== Listing ==

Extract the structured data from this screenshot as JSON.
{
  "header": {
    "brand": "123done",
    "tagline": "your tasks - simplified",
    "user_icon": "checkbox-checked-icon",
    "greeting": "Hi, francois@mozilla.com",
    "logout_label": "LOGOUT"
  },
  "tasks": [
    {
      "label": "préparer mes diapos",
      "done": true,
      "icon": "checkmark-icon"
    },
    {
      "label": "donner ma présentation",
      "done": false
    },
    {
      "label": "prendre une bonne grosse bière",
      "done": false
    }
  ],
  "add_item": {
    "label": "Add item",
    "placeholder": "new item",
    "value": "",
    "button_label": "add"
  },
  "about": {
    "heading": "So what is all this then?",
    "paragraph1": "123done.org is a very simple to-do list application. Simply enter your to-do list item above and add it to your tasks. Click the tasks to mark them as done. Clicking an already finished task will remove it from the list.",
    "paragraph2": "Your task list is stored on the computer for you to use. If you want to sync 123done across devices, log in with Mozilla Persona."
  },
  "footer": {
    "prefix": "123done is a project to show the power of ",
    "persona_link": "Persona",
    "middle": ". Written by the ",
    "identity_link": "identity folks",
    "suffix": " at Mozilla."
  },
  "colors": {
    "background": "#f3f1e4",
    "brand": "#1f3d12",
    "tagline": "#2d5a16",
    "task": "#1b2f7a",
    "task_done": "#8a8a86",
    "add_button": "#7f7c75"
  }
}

===
== Listing ==

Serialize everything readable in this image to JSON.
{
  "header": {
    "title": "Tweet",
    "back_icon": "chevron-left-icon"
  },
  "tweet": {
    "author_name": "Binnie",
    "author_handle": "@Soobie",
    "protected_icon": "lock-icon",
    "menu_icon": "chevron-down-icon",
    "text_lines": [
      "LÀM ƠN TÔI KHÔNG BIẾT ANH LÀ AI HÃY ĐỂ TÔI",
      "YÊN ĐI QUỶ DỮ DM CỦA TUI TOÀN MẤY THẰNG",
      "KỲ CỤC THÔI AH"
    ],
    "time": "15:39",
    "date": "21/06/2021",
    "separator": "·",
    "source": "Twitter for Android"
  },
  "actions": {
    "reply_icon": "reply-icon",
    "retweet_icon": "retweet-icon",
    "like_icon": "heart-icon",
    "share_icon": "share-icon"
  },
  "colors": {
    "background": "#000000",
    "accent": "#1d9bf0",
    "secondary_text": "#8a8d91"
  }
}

===

- **What is being asked**: Locate all lines holding the word "tagline", then copy them out.

- **Complete answer**:
    "tagline": "your tasks - simplified",
    "tagline": "#2d5a16",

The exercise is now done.